▶ **WHAT THE EXERCISE ASKS**
Output each entry exactly; skip nothing.

▶ **PROVIDED RECORDS**

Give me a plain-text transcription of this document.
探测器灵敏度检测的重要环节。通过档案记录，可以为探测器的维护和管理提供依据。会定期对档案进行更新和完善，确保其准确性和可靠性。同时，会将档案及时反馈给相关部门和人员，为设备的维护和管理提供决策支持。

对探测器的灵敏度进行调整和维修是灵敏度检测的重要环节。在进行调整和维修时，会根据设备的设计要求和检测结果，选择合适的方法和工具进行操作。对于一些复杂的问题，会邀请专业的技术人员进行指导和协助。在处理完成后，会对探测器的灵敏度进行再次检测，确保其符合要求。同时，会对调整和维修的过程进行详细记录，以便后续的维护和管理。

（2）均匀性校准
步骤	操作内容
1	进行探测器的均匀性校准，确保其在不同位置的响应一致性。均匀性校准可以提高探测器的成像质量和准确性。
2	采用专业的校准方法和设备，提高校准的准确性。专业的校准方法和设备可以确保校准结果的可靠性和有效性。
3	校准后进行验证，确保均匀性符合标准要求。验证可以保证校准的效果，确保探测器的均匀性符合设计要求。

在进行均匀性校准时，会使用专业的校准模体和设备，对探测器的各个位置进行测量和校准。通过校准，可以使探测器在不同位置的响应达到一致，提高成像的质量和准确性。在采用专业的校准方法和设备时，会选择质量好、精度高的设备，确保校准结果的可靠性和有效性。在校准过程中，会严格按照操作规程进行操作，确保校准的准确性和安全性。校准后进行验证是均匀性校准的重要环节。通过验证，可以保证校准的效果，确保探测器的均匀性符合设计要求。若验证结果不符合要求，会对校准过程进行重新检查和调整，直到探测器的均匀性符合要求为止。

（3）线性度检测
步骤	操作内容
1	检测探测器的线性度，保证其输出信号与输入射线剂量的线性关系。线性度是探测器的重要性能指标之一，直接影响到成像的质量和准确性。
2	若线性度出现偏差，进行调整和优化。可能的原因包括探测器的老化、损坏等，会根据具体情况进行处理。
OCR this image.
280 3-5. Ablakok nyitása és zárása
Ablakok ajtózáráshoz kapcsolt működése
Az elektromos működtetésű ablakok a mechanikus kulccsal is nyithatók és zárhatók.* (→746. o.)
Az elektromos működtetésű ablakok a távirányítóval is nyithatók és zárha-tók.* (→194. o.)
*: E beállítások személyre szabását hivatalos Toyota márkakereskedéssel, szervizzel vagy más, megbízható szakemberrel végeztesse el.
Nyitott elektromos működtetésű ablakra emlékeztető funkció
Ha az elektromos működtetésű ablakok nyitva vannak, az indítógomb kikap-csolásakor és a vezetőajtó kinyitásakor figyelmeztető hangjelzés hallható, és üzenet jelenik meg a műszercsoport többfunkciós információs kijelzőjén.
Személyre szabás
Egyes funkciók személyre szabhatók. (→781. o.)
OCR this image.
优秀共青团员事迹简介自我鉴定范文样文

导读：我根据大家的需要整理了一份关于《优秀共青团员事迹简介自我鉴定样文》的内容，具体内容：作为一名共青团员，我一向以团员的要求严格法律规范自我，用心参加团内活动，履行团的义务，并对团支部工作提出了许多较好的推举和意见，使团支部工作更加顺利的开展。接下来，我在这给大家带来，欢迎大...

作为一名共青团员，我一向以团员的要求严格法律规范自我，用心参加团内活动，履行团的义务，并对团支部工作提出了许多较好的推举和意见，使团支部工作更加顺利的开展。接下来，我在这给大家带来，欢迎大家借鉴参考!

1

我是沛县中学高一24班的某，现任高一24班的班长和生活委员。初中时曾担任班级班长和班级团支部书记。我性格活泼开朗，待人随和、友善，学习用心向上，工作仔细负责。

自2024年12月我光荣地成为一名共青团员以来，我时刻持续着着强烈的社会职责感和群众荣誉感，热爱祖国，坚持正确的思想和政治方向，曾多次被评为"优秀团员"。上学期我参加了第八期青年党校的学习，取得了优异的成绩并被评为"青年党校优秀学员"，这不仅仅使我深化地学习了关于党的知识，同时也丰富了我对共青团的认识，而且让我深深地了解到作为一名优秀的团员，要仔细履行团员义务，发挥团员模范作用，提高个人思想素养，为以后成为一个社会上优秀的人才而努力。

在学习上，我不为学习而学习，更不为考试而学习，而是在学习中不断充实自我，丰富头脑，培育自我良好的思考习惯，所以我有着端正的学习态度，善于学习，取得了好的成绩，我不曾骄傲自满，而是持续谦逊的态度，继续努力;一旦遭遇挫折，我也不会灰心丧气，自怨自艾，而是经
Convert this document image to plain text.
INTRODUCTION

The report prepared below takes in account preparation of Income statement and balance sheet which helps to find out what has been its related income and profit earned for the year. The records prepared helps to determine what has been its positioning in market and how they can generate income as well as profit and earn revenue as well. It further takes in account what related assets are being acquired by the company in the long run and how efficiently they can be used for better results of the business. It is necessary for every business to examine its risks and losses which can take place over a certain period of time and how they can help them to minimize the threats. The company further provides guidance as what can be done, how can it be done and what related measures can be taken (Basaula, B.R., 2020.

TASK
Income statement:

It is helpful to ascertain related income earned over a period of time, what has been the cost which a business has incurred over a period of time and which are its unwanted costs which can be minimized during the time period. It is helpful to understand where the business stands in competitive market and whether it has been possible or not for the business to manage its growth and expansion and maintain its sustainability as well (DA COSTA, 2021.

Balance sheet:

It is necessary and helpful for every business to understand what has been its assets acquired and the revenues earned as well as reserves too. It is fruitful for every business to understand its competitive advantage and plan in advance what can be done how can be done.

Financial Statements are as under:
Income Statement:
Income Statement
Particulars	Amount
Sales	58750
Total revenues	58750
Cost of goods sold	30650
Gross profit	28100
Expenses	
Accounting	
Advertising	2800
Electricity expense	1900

▶ **FULL RESPONSE**
Give me a plain-text transcription of this document.
探测器灵敏度检测的重要环节。通过档案记录，可以为探测器的维护和管理提供依据。会定期对档案进行更新和完善，确保其准确性和可靠性。同时，会将档案及时反馈给相关部门和人员，为设备的维护和管理提供决策支持。

对探测器的灵敏度进行调整和维修是灵敏度检测的重要环节。在进行调整和维修时，会根据设备的设计要求和检测结果，选择合适的方法和工具进行操作。对于一些复杂的问题，会邀请专业的技术人员进行指导和协助。在处理完成后，会对探测器的灵敏度进行再次检测，确保其符合要求。同时，会对调整和维修的过程进行详细记录，以便后续的维护和管理。

（2）均匀性校准
步骤	操作内容
1	进行探测器的均匀性校准，确保其在不同位置的响应一致性。均匀性校准可以提高探测器的成像质量和准确性。
2	采用专业的校准方法和设备，提高校准的准确性。专业的校准方法和设备可以确保校准结果的可靠性和有效性。
3	校准后进行验证，确保均匀性符合标准要求。验证可以保证校准的效果，确保探测器的均匀性符合设计要求。

在进行均匀性校准时，会使用专业的校准模体和设备，对探测器的各个位置进行测量和校准。通过校准，可以使探测器在不同位置的响应达到一致，提高成像的质量和准确性。在采用专业的校准方法和设备时，会选择质量好、精度高的设备，确保校准结果的可靠性和有效性。在校准过程中，会严格按照操作规程进行操作，确保校准的准确性和安全性。校准后进行验证是均匀性校准的重要环节。通过验证，可以保证校准的效果，确保探测器的均匀性符合设计要求。若验证结果不符合要求，会对校准过程进行重新检查和调整，直到探测器的均匀性符合要求为止。

（3）线性度检测
步骤	操作内容
1	检测探测器的线性度，保证其输出信号与输入射线剂量的线性关系。线性度是探测器的重要性能指标之一，直接影响到成像的质量和准确性。
2	若线性度出现偏差，进行调整和优化。可能的原因包括探测器的老化、损坏等，会根据具体情况进行处理。
OCR this image.
280 3-5. Ablakok nyitása és zárása
Ablakok ajtózáráshoz kapcsolt működése
Az elektromos működtetésű ablakok a mechanikus kulccsal is nyithatók és zárhatók.* (→746. o.)
Az elektromos működtetésű ablakok a távirányítóval is nyithatók és zárha-tók.* (→194. o.)
*: E beállítások személyre szabását hivatalos Toyota márkakereskedéssel, szervizzel vagy más, megbízható szakemberrel végeztesse el.
Nyitott elektromos működtetésű ablakra emlékeztető funkció
Ha az elektromos működtetésű ablakok nyitva vannak, az indítógomb kikap-csolásakor és a vezetőajtó kinyitásakor figyelmeztető hangjelzés hallható, és üzenet jelenik meg a műszercsoport többfunkciós információs kijelzőjén.
Személyre szabás
Egyes funkciók személyre szabhatók. (→781. o.)
OCR this image.
优秀共青团员事迹简介自我鉴定范文样文

导读：我根据大家的需要整理了一份关于《优秀共青团员事迹简介自我鉴定样文》的内容，具体内容：作为一名共青团员，我一向以团员的要求严格法律规范自我，用心参加团内活动，履行团的义务，并对团支部工作提出了许多较好的推举和意见，使团支部工作更加顺利的开展。接下来，我在这给大家带来，欢迎大...

作为一名共青团员，我一向以团员的要求严格法律规范自我，用心参加团内活动，履行团的义务，并对团支部工作提出了许多较好的推举和意见，使团支部工作更加顺利的开展。接下来，我在这给大家带来，欢迎大家借鉴参考!

1

我是沛县中学高一24班的某，现任高一24班的班长和生活委员。初中时曾担任班级班长和班级团支部书记。我性格活泼开朗，待人随和、友善，学习用心向上，工作仔细负责。

自2024年12月我光荣地成为一名共青团员以来，我时刻持续着着强烈的社会职责感和群众荣誉感，热爱祖国，坚持正确的思想和政治方向，曾多次被评为"优秀团员"。上学期我参加了第八期青年党校的学习，取得了优异的成绩并被评为"青年党校优秀学员"，这不仅仅使我深化地学习了关于党的知识，同时也丰富了我对共青团的认识，而且让我深深地了解到作为一名优秀的团员，要仔细履行团员义务，发挥团员模范作用，提高个人思想素养，为以后成为一个社会上优秀的人才而努力。

在学习上，我不为学习而学习，更不为考试而学习，而是在学习中不断充实自我，丰富头脑，培育自我良好的思考习惯，所以我有着端正的学习态度，善于学习，取得了好的成绩，我不曾骄傲自满，而是持续谦逊的态度，继续努力;一旦遭遇挫折，我也不会灰心丧气，自怨自艾，而是经
Convert this document image to plain text.
INTRODUCTION

The report prepared below takes in account preparation of Income statement and balance sheet which helps to find out what has been its related income and profit earned for the year. The records prepared helps to determine what has been its positioning in market and how they can generate income as well as profit and earn revenue as well. It further takes in account what related assets are being acquired by the company in the long run and how efficiently they can be used for better results of the business. It is necessary for every business to examine its risks and losses which can take place over a certain period of time and how they can help them to minimize the threats. The company further provides guidance as what can be done, how can it be done and what related measures can be taken (Basaula, B.R., 2020.

TASK
Income statement:

It is helpful to ascertain related income earned over a period of time, what has been the cost which a business has incurred over a period of time and which are its unwanted costs which can be minimized during the time period. It is helpful to understand where the business stands in competitive market and whether it has been possible or not for the business to manage its growth and expansion and maintain its sustainability as well (DA COSTA, 2021.

Balance sheet:

It is necessary and helpful for every business to understand what has been its assets acquired and the revenues earned as well as reserves too. It is fruitful for every business to understand its competitive advantage and plan in advance what can be done how can be done.

Financial Statements are as under:
Income Statement:
Income Statement
Particulars	Amount
Sales	58750
Total revenues	58750
Cost of goods sold	30650
Gross profit	28100
Expenses	
Accounting	
Advertising	2800
Electricity expense	1900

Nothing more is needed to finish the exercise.